*What is expected*
Scan the data below for the string "name". Copy every line where it appears.

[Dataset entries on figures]
===

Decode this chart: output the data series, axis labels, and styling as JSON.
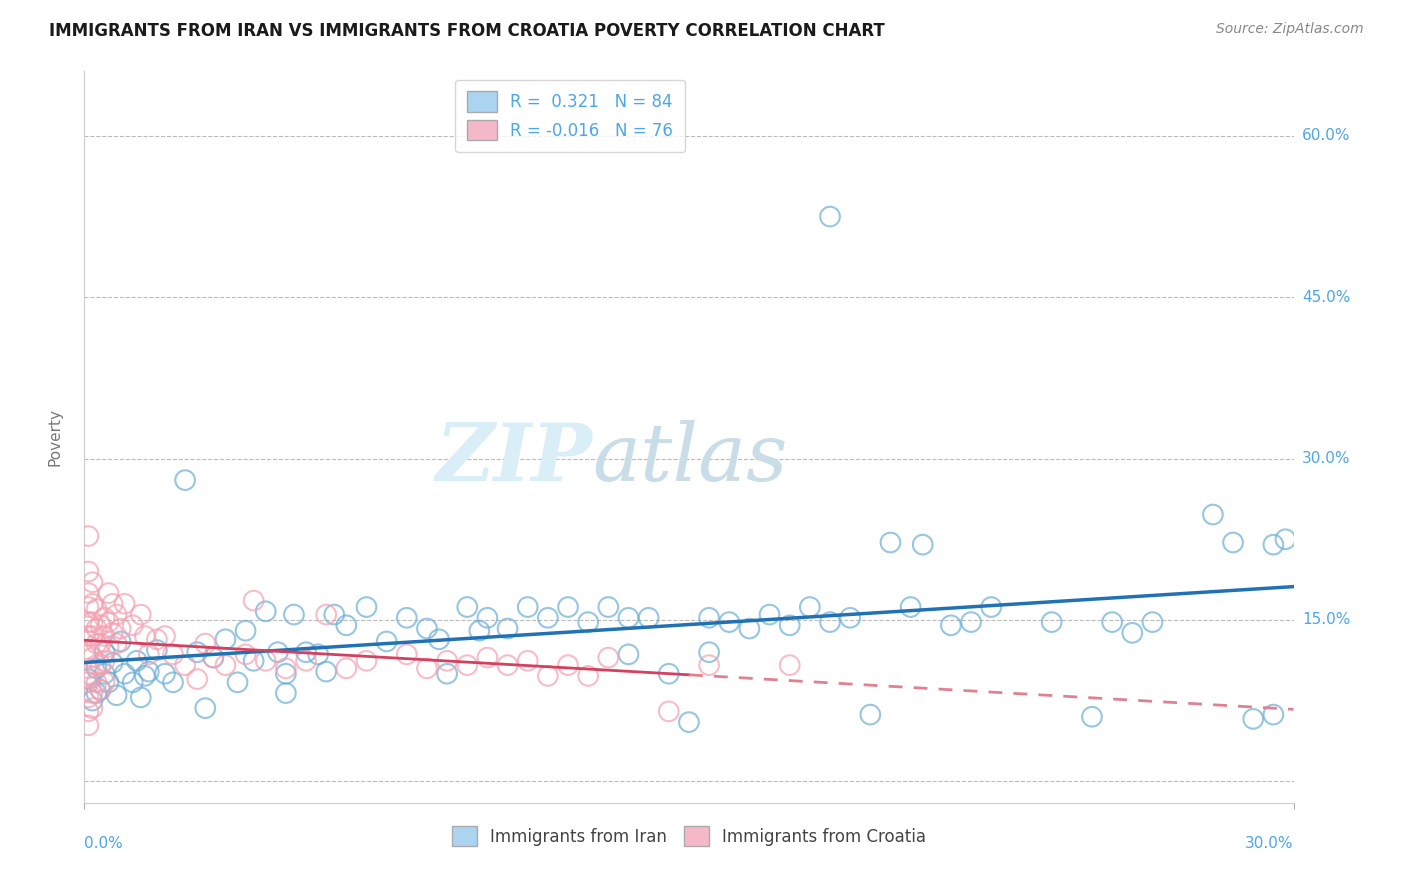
{
  "title": "IMMIGRANTS FROM IRAN VS IMMIGRANTS FROM CROATIA POVERTY CORRELATION CHART",
  "source": "Source: ZipAtlas.com",
  "ylabel": "Poverty",
  "xlim": [
    0.0,
    0.3
  ],
  "ylim": [
    -0.02,
    0.66
  ],
  "yticks": [
    0.0,
    0.15,
    0.3,
    0.45,
    0.6
  ],
  "ytick_labels": [
    "",
    "15.0%",
    "30.0%",
    "45.0%",
    "60.0%"
  ],
  "xtick_labels": [
    "0.0%",
    "30.0%"
  ],
  "legend_iran_r": "0.321",
  "legend_iran_n": "84",
  "legend_croatia_r": "-0.016",
  "legend_croatia_n": "76",
  "iran_color": "#6baed6",
  "croatia_color": "#f4a0b0",
  "trendline_iran_color": "#2171b5",
  "trendline_croatia_color": "#d44060",
  "trendline_croatia_dash_color": "#e08090",
  "background_color": "#ffffff",
  "grid_color": "#bbbbbb",
  "iran_points": [
    [
      0.001,
      0.095
    ],
    [
      0.002,
      0.075
    ],
    [
      0.003,
      0.105
    ],
    [
      0.003,
      0.082
    ],
    [
      0.004,
      0.085
    ],
    [
      0.005,
      0.12
    ],
    [
      0.005,
      0.1
    ],
    [
      0.006,
      0.092
    ],
    [
      0.007,
      0.11
    ],
    [
      0.008,
      0.08
    ],
    [
      0.009,
      0.13
    ],
    [
      0.01,
      0.1
    ],
    [
      0.012,
      0.092
    ],
    [
      0.013,
      0.112
    ],
    [
      0.014,
      0.078
    ],
    [
      0.015,
      0.098
    ],
    [
      0.016,
      0.102
    ],
    [
      0.018,
      0.122
    ],
    [
      0.02,
      0.1
    ],
    [
      0.022,
      0.092
    ],
    [
      0.025,
      0.28
    ],
    [
      0.028,
      0.12
    ],
    [
      0.03,
      0.068
    ],
    [
      0.032,
      0.115
    ],
    [
      0.035,
      0.132
    ],
    [
      0.038,
      0.092
    ],
    [
      0.04,
      0.14
    ],
    [
      0.042,
      0.112
    ],
    [
      0.045,
      0.158
    ],
    [
      0.048,
      0.12
    ],
    [
      0.05,
      0.1
    ],
    [
      0.05,
      0.082
    ],
    [
      0.052,
      0.155
    ],
    [
      0.055,
      0.12
    ],
    [
      0.058,
      0.118
    ],
    [
      0.06,
      0.102
    ],
    [
      0.062,
      0.155
    ],
    [
      0.065,
      0.145
    ],
    [
      0.07,
      0.162
    ],
    [
      0.075,
      0.13
    ],
    [
      0.08,
      0.152
    ],
    [
      0.085,
      0.142
    ],
    [
      0.088,
      0.132
    ],
    [
      0.09,
      0.1
    ],
    [
      0.095,
      0.162
    ],
    [
      0.098,
      0.14
    ],
    [
      0.1,
      0.152
    ],
    [
      0.105,
      0.142
    ],
    [
      0.11,
      0.162
    ],
    [
      0.115,
      0.152
    ],
    [
      0.12,
      0.162
    ],
    [
      0.125,
      0.148
    ],
    [
      0.13,
      0.162
    ],
    [
      0.135,
      0.118
    ],
    [
      0.135,
      0.152
    ],
    [
      0.14,
      0.152
    ],
    [
      0.145,
      0.1
    ],
    [
      0.15,
      0.055
    ],
    [
      0.155,
      0.12
    ],
    [
      0.155,
      0.152
    ],
    [
      0.16,
      0.148
    ],
    [
      0.165,
      0.142
    ],
    [
      0.17,
      0.155
    ],
    [
      0.175,
      0.145
    ],
    [
      0.18,
      0.162
    ],
    [
      0.185,
      0.148
    ],
    [
      0.19,
      0.152
    ],
    [
      0.195,
      0.062
    ],
    [
      0.2,
      0.222
    ],
    [
      0.205,
      0.162
    ],
    [
      0.208,
      0.22
    ],
    [
      0.215,
      0.145
    ],
    [
      0.22,
      0.148
    ],
    [
      0.225,
      0.162
    ],
    [
      0.24,
      0.148
    ],
    [
      0.25,
      0.06
    ],
    [
      0.255,
      0.148
    ],
    [
      0.26,
      0.138
    ],
    [
      0.265,
      0.148
    ],
    [
      0.185,
      0.525
    ],
    [
      0.28,
      0.248
    ],
    [
      0.285,
      0.222
    ],
    [
      0.295,
      0.22
    ],
    [
      0.298,
      0.225
    ],
    [
      0.29,
      0.058
    ],
    [
      0.295,
      0.062
    ]
  ],
  "croatia_points": [
    [
      0.001,
      0.228
    ],
    [
      0.001,
      0.195
    ],
    [
      0.001,
      0.175
    ],
    [
      0.001,
      0.162
    ],
    [
      0.001,
      0.148
    ],
    [
      0.001,
      0.135
    ],
    [
      0.001,
      0.12
    ],
    [
      0.001,
      0.105
    ],
    [
      0.001,
      0.092
    ],
    [
      0.001,
      0.078
    ],
    [
      0.001,
      0.065
    ],
    [
      0.001,
      0.052
    ],
    [
      0.002,
      0.185
    ],
    [
      0.002,
      0.165
    ],
    [
      0.002,
      0.148
    ],
    [
      0.002,
      0.135
    ],
    [
      0.002,
      0.115
    ],
    [
      0.002,
      0.098
    ],
    [
      0.002,
      0.082
    ],
    [
      0.002,
      0.068
    ],
    [
      0.003,
      0.16
    ],
    [
      0.003,
      0.142
    ],
    [
      0.003,
      0.128
    ],
    [
      0.003,
      0.108
    ],
    [
      0.003,
      0.092
    ],
    [
      0.004,
      0.145
    ],
    [
      0.004,
      0.128
    ],
    [
      0.004,
      0.108
    ],
    [
      0.004,
      0.085
    ],
    [
      0.005,
      0.152
    ],
    [
      0.005,
      0.135
    ],
    [
      0.005,
      0.112
    ],
    [
      0.005,
      0.092
    ],
    [
      0.006,
      0.175
    ],
    [
      0.006,
      0.148
    ],
    [
      0.006,
      0.125
    ],
    [
      0.007,
      0.165
    ],
    [
      0.007,
      0.138
    ],
    [
      0.008,
      0.155
    ],
    [
      0.008,
      0.128
    ],
    [
      0.009,
      0.142
    ],
    [
      0.01,
      0.165
    ],
    [
      0.012,
      0.145
    ],
    [
      0.014,
      0.155
    ],
    [
      0.015,
      0.135
    ],
    [
      0.016,
      0.118
    ],
    [
      0.018,
      0.132
    ],
    [
      0.02,
      0.135
    ],
    [
      0.022,
      0.118
    ],
    [
      0.025,
      0.108
    ],
    [
      0.028,
      0.095
    ],
    [
      0.03,
      0.128
    ],
    [
      0.032,
      0.115
    ],
    [
      0.035,
      0.108
    ],
    [
      0.04,
      0.118
    ],
    [
      0.042,
      0.168
    ],
    [
      0.045,
      0.112
    ],
    [
      0.05,
      0.105
    ],
    [
      0.055,
      0.112
    ],
    [
      0.06,
      0.155
    ],
    [
      0.065,
      0.105
    ],
    [
      0.07,
      0.112
    ],
    [
      0.08,
      0.118
    ],
    [
      0.085,
      0.105
    ],
    [
      0.09,
      0.112
    ],
    [
      0.095,
      0.108
    ],
    [
      0.1,
      0.115
    ],
    [
      0.105,
      0.108
    ],
    [
      0.11,
      0.112
    ],
    [
      0.115,
      0.098
    ],
    [
      0.12,
      0.108
    ],
    [
      0.125,
      0.098
    ],
    [
      0.13,
      0.115
    ],
    [
      0.145,
      0.065
    ],
    [
      0.155,
      0.108
    ],
    [
      0.175,
      0.108
    ]
  ]
}
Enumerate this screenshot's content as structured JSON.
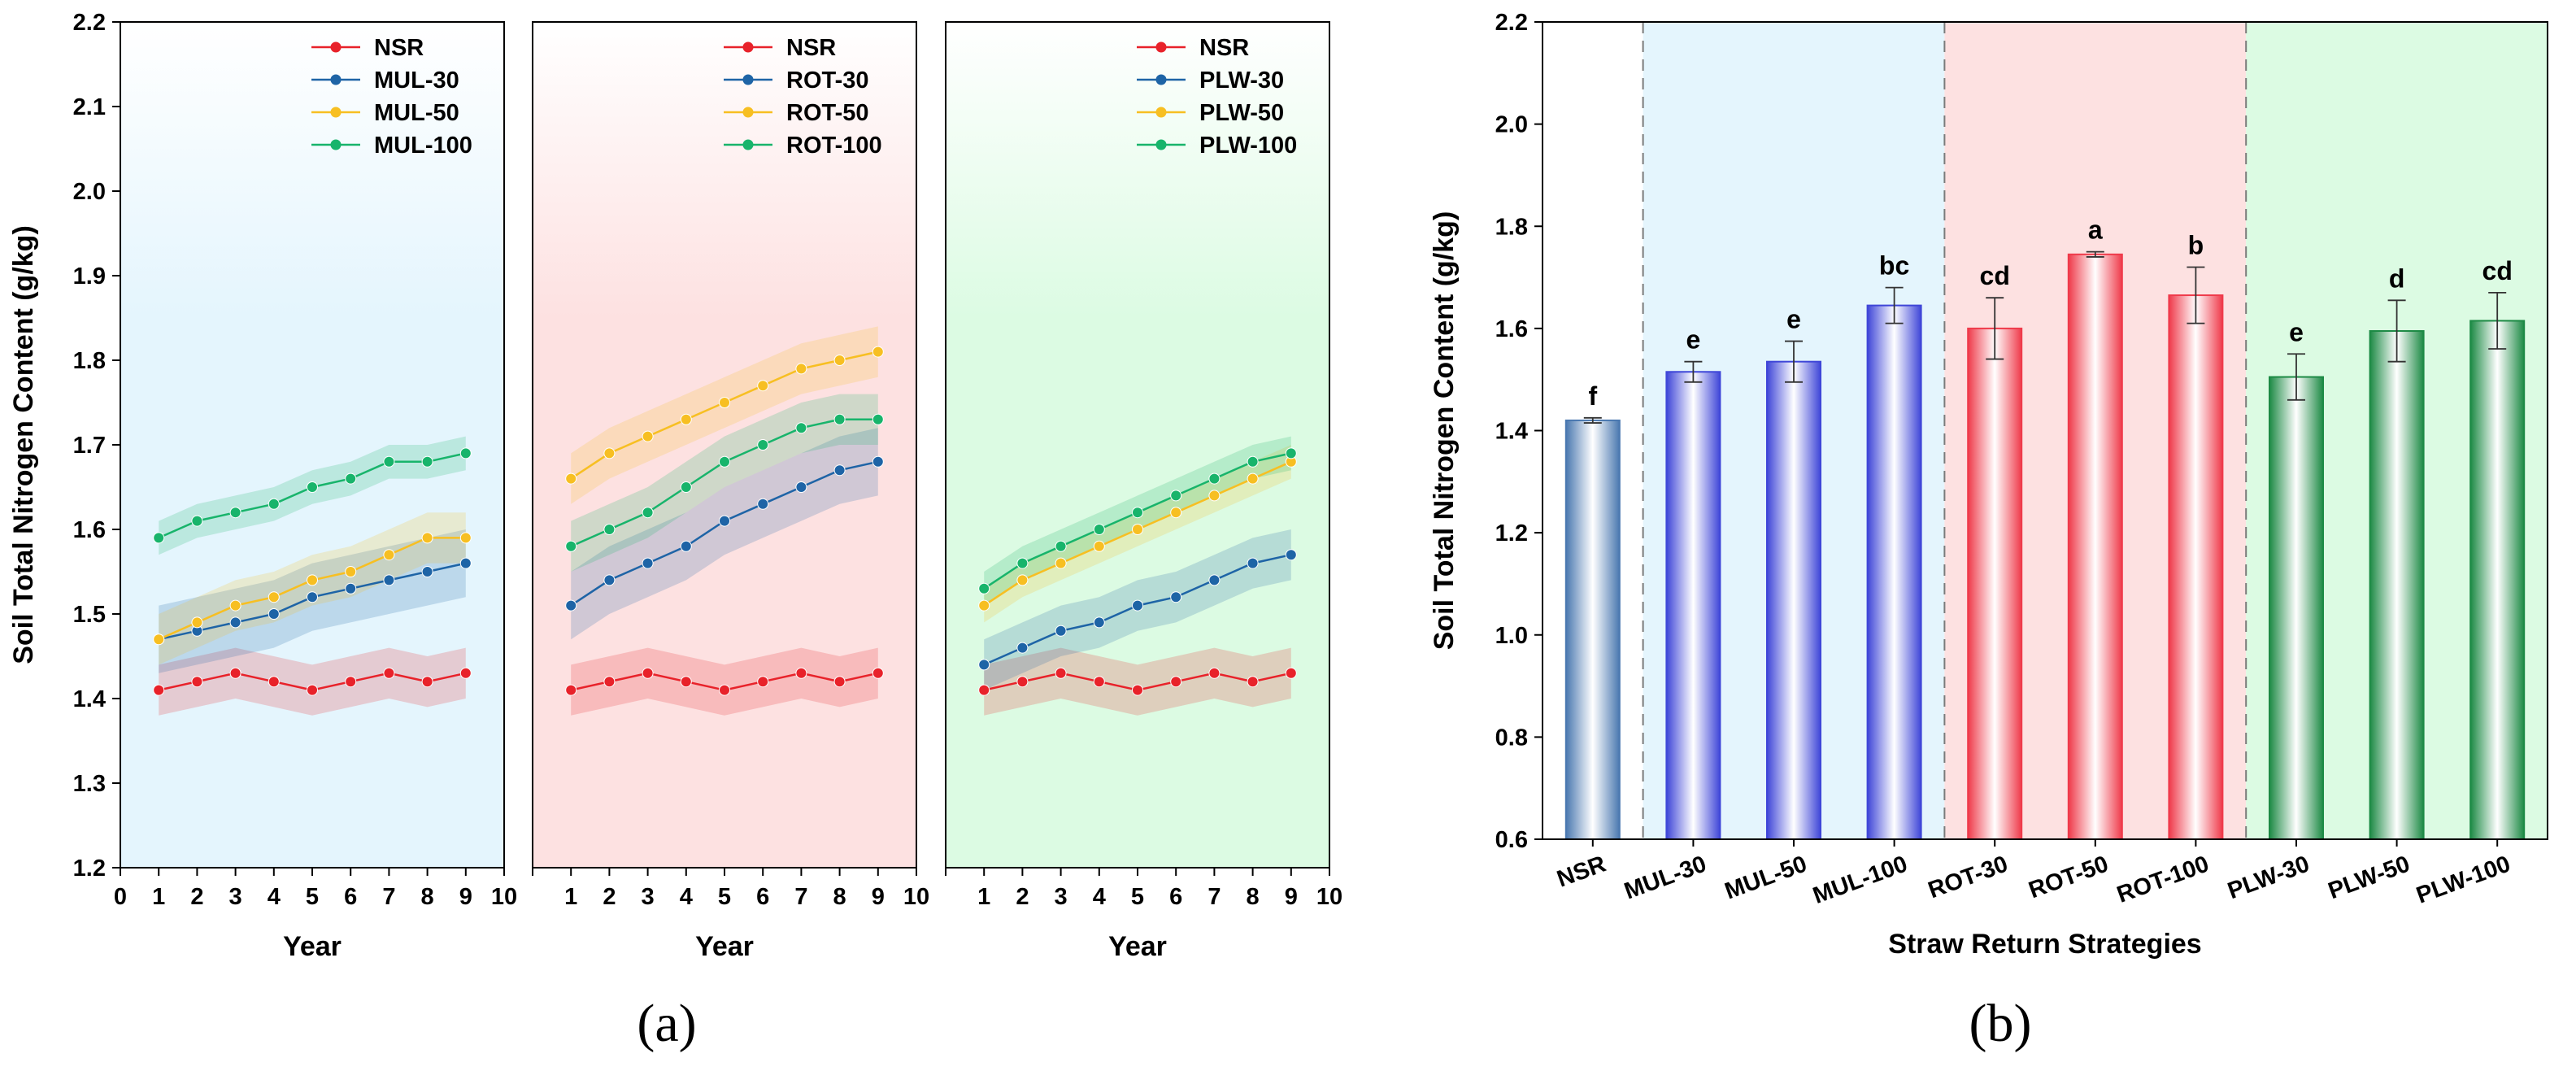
{
  "colors": {
    "NSR": "#e8222a",
    "S30": "#1e64a6",
    "S50": "#f7bf22",
    "S100": "#18b46b",
    "MUL_bg": "#e4f5fd",
    "ROT_bg": "#fde1e1",
    "PLW_bg": "#dcfbe3"
  },
  "chart_data": [
    {
      "id": "a",
      "panel_label": "(a)",
      "type": "line",
      "ylabel": "Soil Total Nitrogen Content (g/kg)",
      "ylim": [
        1.2,
        2.2
      ],
      "yticks": [
        "1.2",
        "1.3",
        "1.4",
        "1.5",
        "1.6",
        "1.7",
        "1.8",
        "1.9",
        "2.0",
        "2.1",
        "2.2"
      ],
      "panels": [
        {
          "group": "MUL",
          "xlabel": "Year",
          "xlim": [
            0,
            10
          ],
          "xticks": [
            "0",
            "1",
            "2",
            "3",
            "4",
            "5",
            "6",
            "7",
            "8",
            "9",
            "10"
          ],
          "x": [
            1,
            2,
            3,
            4,
            5,
            6,
            7,
            8,
            9
          ],
          "series": [
            {
              "name": "NSR",
              "key": "NSR",
              "values": [
                1.41,
                1.42,
                1.43,
                1.42,
                1.41,
                1.42,
                1.43,
                1.42,
                1.43
              ],
              "band": 0.03
            },
            {
              "name": "MUL-30",
              "key": "S30",
              "values": [
                1.47,
                1.48,
                1.49,
                1.5,
                1.52,
                1.53,
                1.54,
                1.55,
                1.56
              ],
              "band": 0.04
            },
            {
              "name": "MUL-50",
              "key": "S50",
              "values": [
                1.47,
                1.49,
                1.51,
                1.52,
                1.54,
                1.55,
                1.57,
                1.59,
                1.59
              ],
              "band": 0.03
            },
            {
              "name": "MUL-100",
              "key": "S100",
              "values": [
                1.59,
                1.61,
                1.62,
                1.63,
                1.65,
                1.66,
                1.68,
                1.68,
                1.69
              ],
              "band": 0.02
            }
          ]
        },
        {
          "group": "ROT",
          "xlabel": "Year",
          "xlim": [
            0,
            10
          ],
          "xticks": [
            "1",
            "2",
            "3",
            "4",
            "5",
            "6",
            "7",
            "8",
            "9",
            "10"
          ],
          "x": [
            1,
            2,
            3,
            4,
            5,
            6,
            7,
            8,
            9
          ],
          "series": [
            {
              "name": "NSR",
              "key": "NSR",
              "values": [
                1.41,
                1.42,
                1.43,
                1.42,
                1.41,
                1.42,
                1.43,
                1.42,
                1.43
              ],
              "band": 0.03
            },
            {
              "name": "ROT-30",
              "key": "S30",
              "values": [
                1.51,
                1.54,
                1.56,
                1.58,
                1.61,
                1.63,
                1.65,
                1.67,
                1.68
              ],
              "band": 0.04
            },
            {
              "name": "ROT-50",
              "key": "S50",
              "values": [
                1.66,
                1.69,
                1.71,
                1.73,
                1.75,
                1.77,
                1.79,
                1.8,
                1.81
              ],
              "band": 0.03
            },
            {
              "name": "ROT-100",
              "key": "S100",
              "values": [
                1.58,
                1.6,
                1.62,
                1.65,
                1.68,
                1.7,
                1.72,
                1.73,
                1.73
              ],
              "band": 0.03
            }
          ]
        },
        {
          "group": "PLW",
          "xlabel": "Year",
          "xlim": [
            0,
            10
          ],
          "xticks": [
            "1",
            "2",
            "3",
            "4",
            "5",
            "6",
            "7",
            "8",
            "9",
            "10"
          ],
          "x": [
            1,
            2,
            3,
            4,
            5,
            6,
            7,
            8,
            9
          ],
          "series": [
            {
              "name": "NSR",
              "key": "NSR",
              "values": [
                1.41,
                1.42,
                1.43,
                1.42,
                1.41,
                1.42,
                1.43,
                1.42,
                1.43
              ],
              "band": 0.03
            },
            {
              "name": "PLW-30",
              "key": "S30",
              "values": [
                1.44,
                1.46,
                1.48,
                1.49,
                1.51,
                1.52,
                1.54,
                1.56,
                1.57
              ],
              "band": 0.03
            },
            {
              "name": "PLW-50",
              "key": "S50",
              "values": [
                1.51,
                1.54,
                1.56,
                1.58,
                1.6,
                1.62,
                1.64,
                1.66,
                1.68
              ],
              "band": 0.02
            },
            {
              "name": "PLW-100",
              "key": "S100",
              "values": [
                1.53,
                1.56,
                1.58,
                1.6,
                1.62,
                1.64,
                1.66,
                1.68,
                1.69
              ],
              "band": 0.02
            }
          ]
        }
      ]
    },
    {
      "id": "b",
      "panel_label": "(b)",
      "type": "bar",
      "ylabel": "Soil Total Nitrogen Content (g/kg)",
      "xlabel": "Straw Return Strategies",
      "ylim": [
        0.6,
        2.2
      ],
      "yticks": [
        "0.6",
        "0.8",
        "1.0",
        "1.2",
        "1.4",
        "1.6",
        "1.8",
        "2.0",
        "2.2"
      ],
      "categories": [
        "NSR",
        "MUL-30",
        "MUL-50",
        "MUL-100",
        "ROT-30",
        "ROT-50",
        "ROT-100",
        "PLW-30",
        "PLW-50",
        "PLW-100"
      ],
      "values": [
        1.42,
        1.515,
        1.535,
        1.645,
        1.6,
        1.745,
        1.665,
        1.505,
        1.595,
        1.615
      ],
      "errors": [
        0.005,
        0.02,
        0.04,
        0.035,
        0.06,
        0.005,
        0.055,
        0.045,
        0.06,
        0.055
      ],
      "letters": [
        "f",
        "e",
        "e",
        "bc",
        "cd",
        "a",
        "b",
        "e",
        "d",
        "cd"
      ],
      "bar_groups": [
        "NSR",
        "MUL",
        "MUL",
        "MUL",
        "ROT",
        "ROT",
        "ROT",
        "PLW",
        "PLW",
        "PLW"
      ],
      "group_colors": {
        "NSR": "#4a78b0",
        "MUL": "#3f46d8",
        "ROT": "#ef3a4a",
        "PLW": "#1d8a45"
      },
      "group_bgs": {
        "MUL": "#e4f5fd",
        "ROT": "#fde1e1",
        "PLW": "#dcfbe3"
      }
    }
  ]
}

===

*Response to this exercise*
              "name": "NSR",
              "name": "MUL-30",
              "name": "MUL-50",
              "name": "MUL-100",
              "name": "NSR",
              "name": "ROT-30",
              "name": "ROT-50",
              "name": "ROT-100",
              "name": "NSR",
              "name": "PLW-30",
              "name": "PLW-50",
              "name": "PLW-100",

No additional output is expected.